■ WHAT TO DO
Give the listing again character for character, but drop the images.

■ DATA SECTION
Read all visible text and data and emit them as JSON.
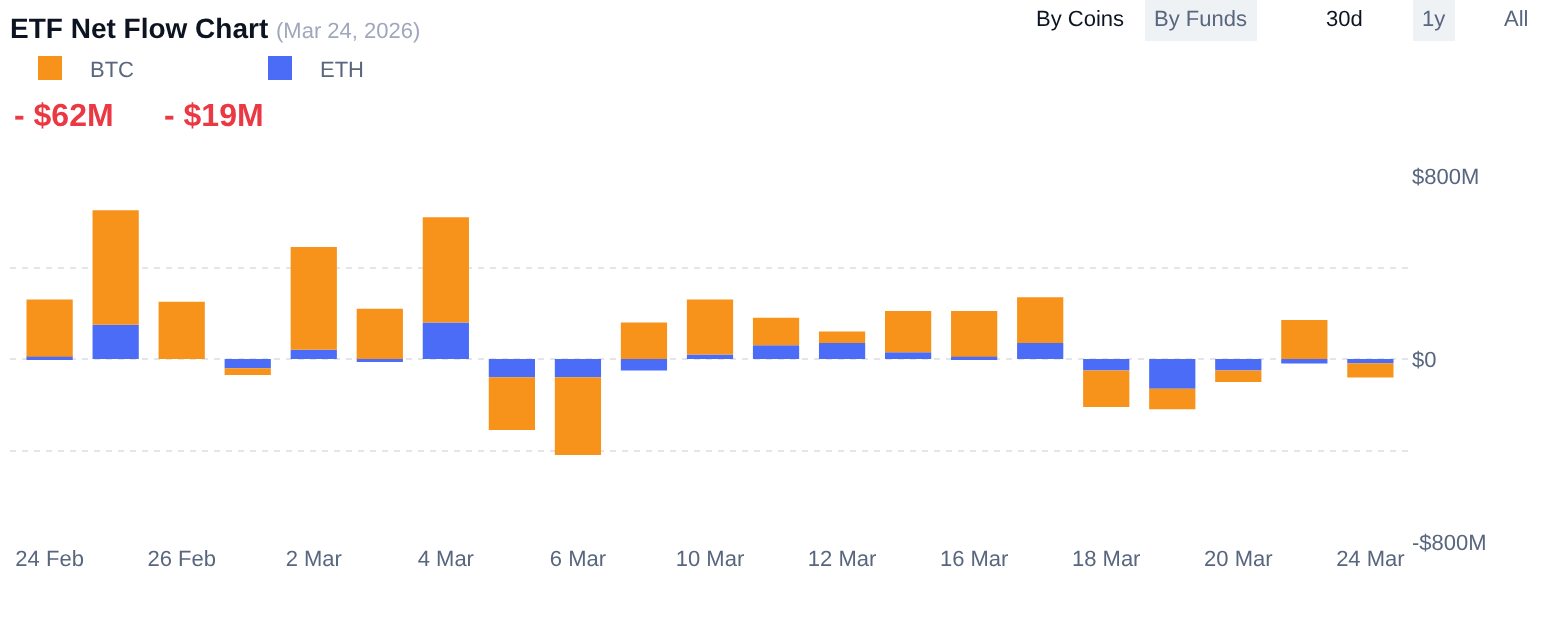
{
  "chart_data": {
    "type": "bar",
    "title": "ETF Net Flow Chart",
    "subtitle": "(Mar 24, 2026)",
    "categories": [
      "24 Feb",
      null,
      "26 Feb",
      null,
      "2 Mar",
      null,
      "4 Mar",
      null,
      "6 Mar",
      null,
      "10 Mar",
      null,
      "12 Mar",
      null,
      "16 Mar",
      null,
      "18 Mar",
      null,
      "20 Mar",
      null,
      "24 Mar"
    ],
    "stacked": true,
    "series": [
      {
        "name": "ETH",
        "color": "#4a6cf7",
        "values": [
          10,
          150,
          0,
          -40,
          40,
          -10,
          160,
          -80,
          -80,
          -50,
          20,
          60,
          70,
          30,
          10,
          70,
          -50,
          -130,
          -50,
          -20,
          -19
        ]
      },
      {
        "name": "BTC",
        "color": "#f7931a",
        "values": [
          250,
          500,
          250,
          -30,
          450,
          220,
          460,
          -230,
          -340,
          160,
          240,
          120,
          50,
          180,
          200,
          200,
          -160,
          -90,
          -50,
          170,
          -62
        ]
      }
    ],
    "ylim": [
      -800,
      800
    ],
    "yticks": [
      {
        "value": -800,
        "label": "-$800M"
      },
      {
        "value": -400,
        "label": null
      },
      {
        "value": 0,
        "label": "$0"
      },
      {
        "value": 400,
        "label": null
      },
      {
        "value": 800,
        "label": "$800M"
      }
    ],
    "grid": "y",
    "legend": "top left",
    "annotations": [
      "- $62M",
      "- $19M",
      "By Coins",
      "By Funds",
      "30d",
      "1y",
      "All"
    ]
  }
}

■ REPLY TO THE EXERCISE
Read all visible text and data and emit them as JSON.
{
  "chart_data": {
    "type": "bar",
    "title": "ETF Net Flow Chart",
    "subtitle": "(Mar 24, 2026)",
    "categories": [
      "24 Feb",
      null,
      "26 Feb",
      null,
      "2 Mar",
      null,
      "4 Mar",
      null,
      "6 Mar",
      null,
      "10 Mar",
      null,
      "12 Mar",
      null,
      "16 Mar",
      null,
      "18 Mar",
      null,
      "20 Mar",
      null,
      "24 Mar"
    ],
    "stacked": true,
    "series": [
      {
        "name": "ETH",
        "color": "#4a6cf7",
        "values": [
          10,
          150,
          0,
          -40,
          40,
          -10,
          160,
          -80,
          -80,
          -50,
          20,
          60,
          70,
          30,
          10,
          70,
          -50,
          -130,
          -50,
          -20,
          -19
        ]
      },
      {
        "name": "BTC",
        "color": "#f7931a",
        "values": [
          250,
          500,
          250,
          -30,
          450,
          220,
          460,
          -230,
          -340,
          160,
          240,
          120,
          50,
          180,
          200,
          200,
          -160,
          -90,
          -50,
          170,
          -62
        ]
      }
    ],
    "ylim": [
      -800,
      800
    ],
    "yticks": [
      {
        "value": -800,
        "label": "-$800M"
      },
      {
        "value": -400,
        "label": null
      },
      {
        "value": 0,
        "label": "$0"
      },
      {
        "value": 400,
        "label": null
      },
      {
        "value": 800,
        "label": "$800M"
      }
    ],
    "grid": "y",
    "legend": "top left",
    "annotations": [
      "- $62M",
      "- $19M",
      "By Coins",
      "By Funds",
      "30d",
      "1y",
      "All"
    ]
  }
}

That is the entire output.